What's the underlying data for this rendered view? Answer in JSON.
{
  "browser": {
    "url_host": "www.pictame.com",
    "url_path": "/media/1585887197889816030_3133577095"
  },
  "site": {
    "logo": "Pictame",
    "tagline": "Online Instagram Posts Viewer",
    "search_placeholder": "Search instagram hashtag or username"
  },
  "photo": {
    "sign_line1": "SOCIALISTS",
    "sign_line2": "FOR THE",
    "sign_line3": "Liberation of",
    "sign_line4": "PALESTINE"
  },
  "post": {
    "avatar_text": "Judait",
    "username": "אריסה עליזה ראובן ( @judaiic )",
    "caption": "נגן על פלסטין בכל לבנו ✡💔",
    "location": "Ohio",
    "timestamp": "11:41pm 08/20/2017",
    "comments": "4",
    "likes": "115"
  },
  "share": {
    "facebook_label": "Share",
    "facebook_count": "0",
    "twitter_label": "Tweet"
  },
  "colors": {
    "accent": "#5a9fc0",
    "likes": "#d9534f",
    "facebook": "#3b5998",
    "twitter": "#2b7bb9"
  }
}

::::::

The whole listing above needs to be written out again exactly.

# Response:
What's the underlying data for this rendered view? Answer in JSON.
{
  "browser": {
    "url_host": "www.pictame.com",
    "url_path": "/media/1585887197889816030_3133577095"
  },
  "site": {
    "logo": "Pictame",
    "tagline": "Online Instagram Posts Viewer",
    "search_placeholder": "Search instagram hashtag or username"
  },
  "photo": {
    "sign_line1": "SOCIALISTS",
    "sign_line2": "FOR THE",
    "sign_line3": "Liberation of",
    "sign_line4": "PALESTINE"
  },
  "post": {
    "avatar_text": "Judait",
    "username": "אריסה עליזה ראובן ( @judaiic )",
    "caption": "נגן על פלסטין בכל לבנו ✡💔",
    "location": "Ohio",
    "timestamp": "11:41pm 08/20/2017",
    "comments": "4",
    "likes": "115"
  },
  "share": {
    "facebook_label": "Share",
    "facebook_count": "0",
    "twitter_label": "Tweet"
  },
  "colors": {
    "accent": "#5a9fc0",
    "likes": "#d9534f",
    "facebook": "#3b5998",
    "twitter": "#2b7bb9"
  }
}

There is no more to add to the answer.